GIVEN INSTRUCTION: List each line holding the string "recognized".

RECORDS SHOWN:
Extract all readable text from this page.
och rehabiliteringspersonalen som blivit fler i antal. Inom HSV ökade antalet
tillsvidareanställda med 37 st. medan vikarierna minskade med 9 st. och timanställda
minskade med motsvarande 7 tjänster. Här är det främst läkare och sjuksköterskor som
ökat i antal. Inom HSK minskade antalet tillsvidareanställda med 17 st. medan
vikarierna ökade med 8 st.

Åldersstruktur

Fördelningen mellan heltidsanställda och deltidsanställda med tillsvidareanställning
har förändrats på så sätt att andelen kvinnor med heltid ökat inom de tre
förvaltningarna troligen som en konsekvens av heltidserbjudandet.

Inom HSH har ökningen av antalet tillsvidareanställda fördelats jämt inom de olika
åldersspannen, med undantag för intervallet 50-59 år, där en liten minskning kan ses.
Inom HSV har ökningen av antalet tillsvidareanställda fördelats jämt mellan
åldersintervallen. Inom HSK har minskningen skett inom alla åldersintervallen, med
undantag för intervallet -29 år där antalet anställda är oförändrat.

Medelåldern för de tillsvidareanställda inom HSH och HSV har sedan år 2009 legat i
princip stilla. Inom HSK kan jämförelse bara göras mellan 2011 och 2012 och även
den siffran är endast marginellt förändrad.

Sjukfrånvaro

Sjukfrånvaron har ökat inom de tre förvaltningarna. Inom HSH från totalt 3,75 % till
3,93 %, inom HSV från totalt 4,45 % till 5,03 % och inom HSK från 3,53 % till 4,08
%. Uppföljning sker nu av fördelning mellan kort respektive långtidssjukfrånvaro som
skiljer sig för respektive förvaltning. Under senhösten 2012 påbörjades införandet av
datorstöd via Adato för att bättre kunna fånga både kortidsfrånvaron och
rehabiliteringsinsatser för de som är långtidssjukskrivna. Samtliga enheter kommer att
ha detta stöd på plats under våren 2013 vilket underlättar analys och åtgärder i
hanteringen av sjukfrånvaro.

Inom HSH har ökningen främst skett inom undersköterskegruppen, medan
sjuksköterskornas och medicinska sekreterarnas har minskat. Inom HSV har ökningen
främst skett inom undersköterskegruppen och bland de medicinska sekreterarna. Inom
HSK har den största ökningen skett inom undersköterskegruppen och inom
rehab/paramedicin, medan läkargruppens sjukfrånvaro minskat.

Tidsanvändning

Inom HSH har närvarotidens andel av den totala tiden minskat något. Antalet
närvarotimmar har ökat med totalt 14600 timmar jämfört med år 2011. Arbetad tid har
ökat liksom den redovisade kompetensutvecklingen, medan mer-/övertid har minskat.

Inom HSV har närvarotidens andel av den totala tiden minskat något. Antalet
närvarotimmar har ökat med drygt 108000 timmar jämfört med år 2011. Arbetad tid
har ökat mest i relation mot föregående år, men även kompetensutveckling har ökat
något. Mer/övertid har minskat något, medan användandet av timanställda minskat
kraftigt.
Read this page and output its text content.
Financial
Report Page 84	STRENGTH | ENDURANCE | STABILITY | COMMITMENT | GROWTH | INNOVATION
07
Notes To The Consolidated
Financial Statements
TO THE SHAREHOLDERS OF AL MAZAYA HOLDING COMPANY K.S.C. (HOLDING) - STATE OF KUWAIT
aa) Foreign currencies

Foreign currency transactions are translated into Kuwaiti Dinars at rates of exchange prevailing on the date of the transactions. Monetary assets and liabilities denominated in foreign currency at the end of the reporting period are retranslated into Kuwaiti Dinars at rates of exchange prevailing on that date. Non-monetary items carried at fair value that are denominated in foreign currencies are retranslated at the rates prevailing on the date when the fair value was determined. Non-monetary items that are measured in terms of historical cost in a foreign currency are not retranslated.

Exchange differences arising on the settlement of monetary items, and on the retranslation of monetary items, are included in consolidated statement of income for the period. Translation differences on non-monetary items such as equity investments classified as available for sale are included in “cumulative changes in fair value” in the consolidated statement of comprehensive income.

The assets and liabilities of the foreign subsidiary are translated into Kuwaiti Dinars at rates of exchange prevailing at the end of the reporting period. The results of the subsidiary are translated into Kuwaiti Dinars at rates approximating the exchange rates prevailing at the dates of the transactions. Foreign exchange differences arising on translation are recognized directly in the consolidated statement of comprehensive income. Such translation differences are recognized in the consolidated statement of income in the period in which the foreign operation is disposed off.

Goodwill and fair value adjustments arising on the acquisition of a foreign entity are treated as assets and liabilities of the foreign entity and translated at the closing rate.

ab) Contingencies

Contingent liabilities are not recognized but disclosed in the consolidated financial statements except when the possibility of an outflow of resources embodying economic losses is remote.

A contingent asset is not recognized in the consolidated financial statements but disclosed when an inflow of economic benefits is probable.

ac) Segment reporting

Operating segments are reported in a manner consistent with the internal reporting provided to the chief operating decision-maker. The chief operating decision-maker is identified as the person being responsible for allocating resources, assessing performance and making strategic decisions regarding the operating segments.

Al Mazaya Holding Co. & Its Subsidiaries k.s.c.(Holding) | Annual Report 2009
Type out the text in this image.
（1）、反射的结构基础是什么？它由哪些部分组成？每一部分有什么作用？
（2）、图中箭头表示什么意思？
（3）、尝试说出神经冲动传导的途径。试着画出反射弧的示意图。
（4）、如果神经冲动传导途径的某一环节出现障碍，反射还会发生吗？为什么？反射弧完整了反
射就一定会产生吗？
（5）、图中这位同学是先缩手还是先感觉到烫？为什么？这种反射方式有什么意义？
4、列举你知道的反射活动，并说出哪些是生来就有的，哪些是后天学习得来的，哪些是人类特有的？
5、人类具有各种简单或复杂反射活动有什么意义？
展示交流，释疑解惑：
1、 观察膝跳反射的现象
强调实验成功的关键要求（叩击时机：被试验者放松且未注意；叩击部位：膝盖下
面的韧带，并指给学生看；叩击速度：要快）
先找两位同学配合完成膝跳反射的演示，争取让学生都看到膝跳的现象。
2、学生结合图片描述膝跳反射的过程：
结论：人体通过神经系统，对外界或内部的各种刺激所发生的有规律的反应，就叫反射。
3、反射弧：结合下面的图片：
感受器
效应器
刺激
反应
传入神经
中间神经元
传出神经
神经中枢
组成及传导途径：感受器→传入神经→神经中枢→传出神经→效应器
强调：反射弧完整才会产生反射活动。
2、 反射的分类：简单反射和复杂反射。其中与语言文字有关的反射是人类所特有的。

REPLY TO THE TASK:
The assets and liabilities of the foreign subsidiary are translated into Kuwaiti Dinars at rates of exchange prevailing at the end of the reporting period. The results of the subsidiary are translated into Kuwaiti Dinars at rates approximating the exchange rates prevailing at the dates of the transactions. Foreign exchange differences arising on translation are recognized directly in the consolidated statement of comprehensive income. Such translation differences are recognized in the consolidated statement of income in the period in which the foreign operation is disposed off.
Contingent liabilities are not recognized but disclosed in the consolidated financial statements except when the possibility of an outflow of resources embodying economic losses is remote.
A contingent asset is not recognized in the consolidated financial statements but disclosed when an inflow of economic benefits is probable.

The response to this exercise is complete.